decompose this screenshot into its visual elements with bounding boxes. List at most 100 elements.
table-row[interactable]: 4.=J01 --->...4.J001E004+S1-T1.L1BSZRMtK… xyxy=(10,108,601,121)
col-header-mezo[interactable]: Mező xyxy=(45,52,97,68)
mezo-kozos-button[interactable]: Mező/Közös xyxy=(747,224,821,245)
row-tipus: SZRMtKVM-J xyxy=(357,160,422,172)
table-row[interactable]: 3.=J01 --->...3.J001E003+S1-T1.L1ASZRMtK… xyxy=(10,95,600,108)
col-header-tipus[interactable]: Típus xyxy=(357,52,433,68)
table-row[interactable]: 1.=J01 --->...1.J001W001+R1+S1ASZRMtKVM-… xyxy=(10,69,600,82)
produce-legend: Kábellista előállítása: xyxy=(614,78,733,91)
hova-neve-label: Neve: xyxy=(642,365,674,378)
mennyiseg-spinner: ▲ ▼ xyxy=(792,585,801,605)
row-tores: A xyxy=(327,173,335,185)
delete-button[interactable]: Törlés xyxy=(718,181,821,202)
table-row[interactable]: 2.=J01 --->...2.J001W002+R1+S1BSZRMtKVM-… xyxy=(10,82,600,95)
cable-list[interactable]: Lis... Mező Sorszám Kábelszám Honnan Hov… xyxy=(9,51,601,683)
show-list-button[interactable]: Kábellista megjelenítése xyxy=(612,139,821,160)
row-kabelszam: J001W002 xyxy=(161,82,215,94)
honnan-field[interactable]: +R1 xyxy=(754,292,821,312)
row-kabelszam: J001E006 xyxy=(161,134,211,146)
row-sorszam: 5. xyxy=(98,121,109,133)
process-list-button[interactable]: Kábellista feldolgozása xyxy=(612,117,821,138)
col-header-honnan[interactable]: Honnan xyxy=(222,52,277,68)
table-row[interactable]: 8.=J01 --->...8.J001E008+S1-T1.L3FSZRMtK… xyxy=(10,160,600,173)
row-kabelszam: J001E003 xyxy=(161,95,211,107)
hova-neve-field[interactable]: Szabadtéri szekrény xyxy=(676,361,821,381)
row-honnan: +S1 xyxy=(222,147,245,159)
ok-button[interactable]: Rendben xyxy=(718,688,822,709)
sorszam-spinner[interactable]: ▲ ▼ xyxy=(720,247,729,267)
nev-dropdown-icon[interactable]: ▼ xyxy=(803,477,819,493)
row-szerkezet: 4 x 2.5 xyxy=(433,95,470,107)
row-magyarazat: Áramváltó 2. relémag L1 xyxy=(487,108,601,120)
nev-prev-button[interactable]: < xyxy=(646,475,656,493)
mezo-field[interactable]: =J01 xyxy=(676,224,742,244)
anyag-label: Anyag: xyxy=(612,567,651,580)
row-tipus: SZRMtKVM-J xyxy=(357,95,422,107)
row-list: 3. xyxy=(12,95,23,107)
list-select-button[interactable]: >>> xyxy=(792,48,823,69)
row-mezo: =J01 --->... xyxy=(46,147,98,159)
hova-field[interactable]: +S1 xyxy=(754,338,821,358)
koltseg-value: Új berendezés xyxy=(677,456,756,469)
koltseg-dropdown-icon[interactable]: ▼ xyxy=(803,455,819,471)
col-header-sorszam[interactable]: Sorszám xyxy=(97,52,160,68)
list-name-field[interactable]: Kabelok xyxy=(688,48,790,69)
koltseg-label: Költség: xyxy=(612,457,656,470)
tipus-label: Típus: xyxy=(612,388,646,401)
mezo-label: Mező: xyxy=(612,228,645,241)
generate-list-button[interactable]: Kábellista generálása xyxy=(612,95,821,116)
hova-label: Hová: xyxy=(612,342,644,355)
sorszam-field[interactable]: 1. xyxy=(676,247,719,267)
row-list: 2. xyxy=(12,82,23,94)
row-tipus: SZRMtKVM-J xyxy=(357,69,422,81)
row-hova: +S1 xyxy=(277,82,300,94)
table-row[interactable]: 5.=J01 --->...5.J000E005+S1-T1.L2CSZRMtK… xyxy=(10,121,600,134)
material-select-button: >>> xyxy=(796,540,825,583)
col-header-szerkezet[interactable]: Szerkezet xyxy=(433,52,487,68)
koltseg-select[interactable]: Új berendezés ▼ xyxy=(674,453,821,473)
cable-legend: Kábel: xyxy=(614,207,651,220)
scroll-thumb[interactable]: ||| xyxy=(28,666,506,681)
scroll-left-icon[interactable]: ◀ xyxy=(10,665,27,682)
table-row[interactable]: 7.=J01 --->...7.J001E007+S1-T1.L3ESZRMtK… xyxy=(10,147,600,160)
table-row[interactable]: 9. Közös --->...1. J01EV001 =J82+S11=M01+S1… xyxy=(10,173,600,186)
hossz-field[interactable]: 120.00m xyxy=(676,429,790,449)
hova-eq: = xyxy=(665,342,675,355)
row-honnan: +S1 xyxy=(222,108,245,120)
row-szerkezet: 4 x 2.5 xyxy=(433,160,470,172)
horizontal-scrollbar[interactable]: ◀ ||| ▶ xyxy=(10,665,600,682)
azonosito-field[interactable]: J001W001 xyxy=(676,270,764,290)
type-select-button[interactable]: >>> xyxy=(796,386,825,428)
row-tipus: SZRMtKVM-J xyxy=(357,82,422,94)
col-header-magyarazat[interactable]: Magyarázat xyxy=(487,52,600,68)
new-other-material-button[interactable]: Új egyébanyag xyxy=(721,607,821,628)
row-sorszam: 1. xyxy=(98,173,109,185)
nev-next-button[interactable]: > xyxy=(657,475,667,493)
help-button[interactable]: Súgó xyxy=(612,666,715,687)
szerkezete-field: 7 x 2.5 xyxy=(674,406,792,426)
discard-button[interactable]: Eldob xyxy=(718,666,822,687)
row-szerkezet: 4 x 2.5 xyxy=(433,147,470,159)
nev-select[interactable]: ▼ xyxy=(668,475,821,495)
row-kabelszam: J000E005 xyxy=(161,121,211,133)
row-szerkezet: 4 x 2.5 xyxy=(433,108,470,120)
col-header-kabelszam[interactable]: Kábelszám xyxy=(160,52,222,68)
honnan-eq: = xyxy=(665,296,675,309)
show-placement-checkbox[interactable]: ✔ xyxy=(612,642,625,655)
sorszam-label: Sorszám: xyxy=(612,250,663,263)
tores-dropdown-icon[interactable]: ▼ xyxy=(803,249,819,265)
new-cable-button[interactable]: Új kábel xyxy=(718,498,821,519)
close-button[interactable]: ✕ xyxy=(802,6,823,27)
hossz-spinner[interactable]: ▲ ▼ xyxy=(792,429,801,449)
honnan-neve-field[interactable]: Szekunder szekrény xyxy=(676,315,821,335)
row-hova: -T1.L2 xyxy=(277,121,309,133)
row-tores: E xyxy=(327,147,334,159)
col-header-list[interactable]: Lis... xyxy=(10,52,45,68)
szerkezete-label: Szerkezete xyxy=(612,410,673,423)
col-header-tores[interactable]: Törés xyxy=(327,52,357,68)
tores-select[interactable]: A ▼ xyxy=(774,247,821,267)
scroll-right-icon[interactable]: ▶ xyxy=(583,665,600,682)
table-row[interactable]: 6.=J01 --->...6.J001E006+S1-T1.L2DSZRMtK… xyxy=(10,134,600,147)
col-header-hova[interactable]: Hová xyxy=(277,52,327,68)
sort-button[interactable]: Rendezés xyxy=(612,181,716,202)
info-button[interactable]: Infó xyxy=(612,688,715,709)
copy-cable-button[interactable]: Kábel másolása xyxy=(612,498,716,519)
-=-=-
Ваше задание:
Выведите без изменений строки данных: отрезок от самого начала данных по строку, содержащую «col-header-tipus[interactable]: Típus xyxy=(357,52,433,68)», включительно.

Письменное решение:
decompose this screenshot into its visual elements with bounding boxes. List at most 100 elements.
table-row[interactable]: 4.=J01 --->...4.J001E004+S1-T1.L1BSZRMtK… xyxy=(10,108,601,121)
col-header-mezo[interactable]: Mező xyxy=(45,52,97,68)
mezo-kozos-button[interactable]: Mező/Közös xyxy=(747,224,821,245)
row-tipus: SZRMtKVM-J xyxy=(357,160,422,172)
table-row[interactable]: 3.=J01 --->...3.J001E003+S1-T1.L1ASZRMtK… xyxy=(10,95,600,108)
col-header-tipus[interactable]: Típus xyxy=(357,52,433,68)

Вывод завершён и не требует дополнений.